◆ Challenge
Copy every line that holds "Tromsø".

(Figure data in JSON)
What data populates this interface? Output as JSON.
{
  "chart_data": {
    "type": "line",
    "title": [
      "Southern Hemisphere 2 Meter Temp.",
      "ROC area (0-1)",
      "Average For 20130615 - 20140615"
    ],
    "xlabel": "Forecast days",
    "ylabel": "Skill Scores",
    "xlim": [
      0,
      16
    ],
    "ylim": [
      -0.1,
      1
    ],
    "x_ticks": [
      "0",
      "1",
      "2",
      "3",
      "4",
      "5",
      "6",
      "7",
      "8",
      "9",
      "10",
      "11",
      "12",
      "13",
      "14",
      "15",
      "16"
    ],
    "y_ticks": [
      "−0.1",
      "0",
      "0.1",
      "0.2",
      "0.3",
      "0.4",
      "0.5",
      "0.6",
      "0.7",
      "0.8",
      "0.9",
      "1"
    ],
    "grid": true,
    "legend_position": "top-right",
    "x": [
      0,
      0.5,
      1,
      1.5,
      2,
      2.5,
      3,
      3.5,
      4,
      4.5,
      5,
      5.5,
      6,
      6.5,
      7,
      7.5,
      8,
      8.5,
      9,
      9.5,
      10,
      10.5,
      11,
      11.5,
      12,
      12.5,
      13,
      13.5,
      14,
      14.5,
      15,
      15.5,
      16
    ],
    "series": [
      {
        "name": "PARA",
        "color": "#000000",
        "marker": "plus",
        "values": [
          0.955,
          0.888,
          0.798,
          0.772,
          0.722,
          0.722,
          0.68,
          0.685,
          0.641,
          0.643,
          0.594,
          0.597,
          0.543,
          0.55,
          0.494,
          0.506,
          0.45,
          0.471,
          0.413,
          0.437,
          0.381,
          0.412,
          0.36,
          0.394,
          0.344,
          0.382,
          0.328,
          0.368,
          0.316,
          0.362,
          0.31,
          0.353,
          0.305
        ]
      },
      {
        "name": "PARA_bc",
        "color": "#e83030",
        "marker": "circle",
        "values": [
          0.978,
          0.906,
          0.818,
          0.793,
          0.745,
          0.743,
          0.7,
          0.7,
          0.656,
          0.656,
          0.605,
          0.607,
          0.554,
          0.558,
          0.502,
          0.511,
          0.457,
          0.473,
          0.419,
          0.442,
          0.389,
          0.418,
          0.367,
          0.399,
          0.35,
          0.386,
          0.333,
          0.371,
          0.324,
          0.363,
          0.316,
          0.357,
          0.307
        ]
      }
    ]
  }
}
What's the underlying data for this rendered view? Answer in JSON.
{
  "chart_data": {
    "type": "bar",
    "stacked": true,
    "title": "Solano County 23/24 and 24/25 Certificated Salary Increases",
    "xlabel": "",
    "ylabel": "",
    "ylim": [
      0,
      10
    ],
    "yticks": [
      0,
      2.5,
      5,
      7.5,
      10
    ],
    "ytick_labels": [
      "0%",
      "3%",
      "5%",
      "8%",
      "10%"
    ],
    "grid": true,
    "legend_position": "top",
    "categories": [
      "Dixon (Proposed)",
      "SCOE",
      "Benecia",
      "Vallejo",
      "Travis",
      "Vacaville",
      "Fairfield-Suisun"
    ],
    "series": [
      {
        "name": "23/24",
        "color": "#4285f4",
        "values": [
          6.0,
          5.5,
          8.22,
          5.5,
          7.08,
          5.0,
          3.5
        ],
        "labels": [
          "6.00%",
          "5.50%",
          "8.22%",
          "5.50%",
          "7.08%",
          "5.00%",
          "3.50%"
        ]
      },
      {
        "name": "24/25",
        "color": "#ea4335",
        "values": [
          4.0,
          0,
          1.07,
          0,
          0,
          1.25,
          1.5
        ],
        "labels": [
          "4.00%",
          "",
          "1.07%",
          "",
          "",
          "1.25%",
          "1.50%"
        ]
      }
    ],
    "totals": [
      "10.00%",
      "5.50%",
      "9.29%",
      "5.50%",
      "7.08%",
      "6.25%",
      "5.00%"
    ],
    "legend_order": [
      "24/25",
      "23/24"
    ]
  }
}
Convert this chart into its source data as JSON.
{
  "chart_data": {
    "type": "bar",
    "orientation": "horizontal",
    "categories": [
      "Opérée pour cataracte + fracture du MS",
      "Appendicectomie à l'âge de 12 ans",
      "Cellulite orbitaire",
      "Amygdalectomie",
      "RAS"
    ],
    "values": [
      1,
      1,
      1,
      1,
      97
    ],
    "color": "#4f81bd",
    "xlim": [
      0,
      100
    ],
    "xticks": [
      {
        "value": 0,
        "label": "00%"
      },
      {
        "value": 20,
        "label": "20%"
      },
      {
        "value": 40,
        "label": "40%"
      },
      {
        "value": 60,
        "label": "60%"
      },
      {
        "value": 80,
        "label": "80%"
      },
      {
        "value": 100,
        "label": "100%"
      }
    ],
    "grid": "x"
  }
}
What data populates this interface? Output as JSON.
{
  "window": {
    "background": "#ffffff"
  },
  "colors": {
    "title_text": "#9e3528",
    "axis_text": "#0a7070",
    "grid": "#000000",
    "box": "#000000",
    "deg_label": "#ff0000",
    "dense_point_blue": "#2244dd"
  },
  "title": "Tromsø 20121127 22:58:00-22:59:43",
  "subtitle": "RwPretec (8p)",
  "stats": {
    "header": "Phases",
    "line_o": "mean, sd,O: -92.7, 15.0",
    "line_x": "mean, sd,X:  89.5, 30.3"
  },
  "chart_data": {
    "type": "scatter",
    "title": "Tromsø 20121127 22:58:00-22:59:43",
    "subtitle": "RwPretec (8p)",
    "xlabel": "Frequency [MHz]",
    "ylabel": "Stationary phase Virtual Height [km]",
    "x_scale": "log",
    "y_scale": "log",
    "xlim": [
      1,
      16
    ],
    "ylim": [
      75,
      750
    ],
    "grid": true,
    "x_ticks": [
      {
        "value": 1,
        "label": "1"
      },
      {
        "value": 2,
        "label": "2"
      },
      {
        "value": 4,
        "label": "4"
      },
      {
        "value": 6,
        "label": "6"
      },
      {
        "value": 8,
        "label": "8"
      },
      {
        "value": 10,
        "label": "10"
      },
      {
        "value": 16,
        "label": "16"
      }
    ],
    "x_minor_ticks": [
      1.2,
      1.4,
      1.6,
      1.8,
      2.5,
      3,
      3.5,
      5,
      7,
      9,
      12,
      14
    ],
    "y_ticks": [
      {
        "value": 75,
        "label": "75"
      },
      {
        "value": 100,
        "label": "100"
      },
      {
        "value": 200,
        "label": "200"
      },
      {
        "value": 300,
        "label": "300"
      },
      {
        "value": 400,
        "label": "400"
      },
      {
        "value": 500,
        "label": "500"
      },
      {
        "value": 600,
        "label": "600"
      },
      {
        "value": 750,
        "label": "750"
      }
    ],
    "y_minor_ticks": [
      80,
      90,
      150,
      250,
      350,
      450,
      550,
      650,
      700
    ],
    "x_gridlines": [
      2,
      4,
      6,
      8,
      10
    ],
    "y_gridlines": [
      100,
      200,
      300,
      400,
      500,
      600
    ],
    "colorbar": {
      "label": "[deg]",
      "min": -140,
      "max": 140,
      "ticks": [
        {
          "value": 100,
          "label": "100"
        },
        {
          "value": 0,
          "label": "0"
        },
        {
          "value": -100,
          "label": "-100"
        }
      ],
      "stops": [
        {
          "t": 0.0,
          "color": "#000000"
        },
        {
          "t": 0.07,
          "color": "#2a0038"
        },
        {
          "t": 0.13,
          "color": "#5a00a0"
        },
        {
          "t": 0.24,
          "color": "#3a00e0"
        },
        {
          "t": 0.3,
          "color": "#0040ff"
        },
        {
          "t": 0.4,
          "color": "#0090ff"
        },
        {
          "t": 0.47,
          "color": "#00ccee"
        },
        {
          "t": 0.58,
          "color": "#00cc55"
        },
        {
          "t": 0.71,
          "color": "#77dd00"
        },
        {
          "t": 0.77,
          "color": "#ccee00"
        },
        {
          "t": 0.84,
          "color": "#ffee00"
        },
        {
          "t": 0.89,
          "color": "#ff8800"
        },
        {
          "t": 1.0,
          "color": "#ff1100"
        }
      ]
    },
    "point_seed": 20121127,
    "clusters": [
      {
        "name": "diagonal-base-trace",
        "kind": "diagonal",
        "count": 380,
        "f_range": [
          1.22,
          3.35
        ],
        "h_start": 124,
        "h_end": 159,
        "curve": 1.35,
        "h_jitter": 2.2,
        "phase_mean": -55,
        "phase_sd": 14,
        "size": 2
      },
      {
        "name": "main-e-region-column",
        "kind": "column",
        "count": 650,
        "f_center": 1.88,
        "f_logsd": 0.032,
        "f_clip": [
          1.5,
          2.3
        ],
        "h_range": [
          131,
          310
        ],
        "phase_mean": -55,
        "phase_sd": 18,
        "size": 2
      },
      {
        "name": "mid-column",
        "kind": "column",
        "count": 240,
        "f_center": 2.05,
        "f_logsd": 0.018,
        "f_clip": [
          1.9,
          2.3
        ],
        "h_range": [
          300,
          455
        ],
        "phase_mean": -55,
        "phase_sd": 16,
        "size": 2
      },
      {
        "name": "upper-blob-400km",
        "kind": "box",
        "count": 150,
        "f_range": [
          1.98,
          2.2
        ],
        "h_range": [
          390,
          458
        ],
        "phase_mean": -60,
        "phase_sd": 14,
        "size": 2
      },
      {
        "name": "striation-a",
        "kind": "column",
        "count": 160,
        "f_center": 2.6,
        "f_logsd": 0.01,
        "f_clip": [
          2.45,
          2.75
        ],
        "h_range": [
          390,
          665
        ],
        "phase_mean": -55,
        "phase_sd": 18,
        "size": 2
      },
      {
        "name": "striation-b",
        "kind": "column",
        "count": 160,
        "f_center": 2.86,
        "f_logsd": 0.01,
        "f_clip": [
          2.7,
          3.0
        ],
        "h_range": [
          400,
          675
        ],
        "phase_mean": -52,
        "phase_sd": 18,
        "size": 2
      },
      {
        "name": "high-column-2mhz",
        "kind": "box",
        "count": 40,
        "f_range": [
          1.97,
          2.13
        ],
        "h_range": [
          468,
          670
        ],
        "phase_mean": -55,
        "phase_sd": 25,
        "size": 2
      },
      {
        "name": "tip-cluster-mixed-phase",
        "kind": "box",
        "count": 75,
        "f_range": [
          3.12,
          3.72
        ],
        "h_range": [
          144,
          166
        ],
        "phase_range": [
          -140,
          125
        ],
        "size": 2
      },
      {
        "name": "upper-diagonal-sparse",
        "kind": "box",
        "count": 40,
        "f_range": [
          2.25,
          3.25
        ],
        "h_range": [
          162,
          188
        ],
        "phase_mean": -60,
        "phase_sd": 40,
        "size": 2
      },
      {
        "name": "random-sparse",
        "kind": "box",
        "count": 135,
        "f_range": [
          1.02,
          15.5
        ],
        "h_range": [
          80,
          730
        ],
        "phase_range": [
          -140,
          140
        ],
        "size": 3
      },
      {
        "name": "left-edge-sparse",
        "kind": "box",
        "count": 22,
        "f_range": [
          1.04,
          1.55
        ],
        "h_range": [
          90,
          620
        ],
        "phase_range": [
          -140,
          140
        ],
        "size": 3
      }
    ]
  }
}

◆ Expected output
  "title": "Tromsø 20121127 22:58:00-22:59:43",
    "title": "Tromsø 20121127 22:58:00-22:59:43",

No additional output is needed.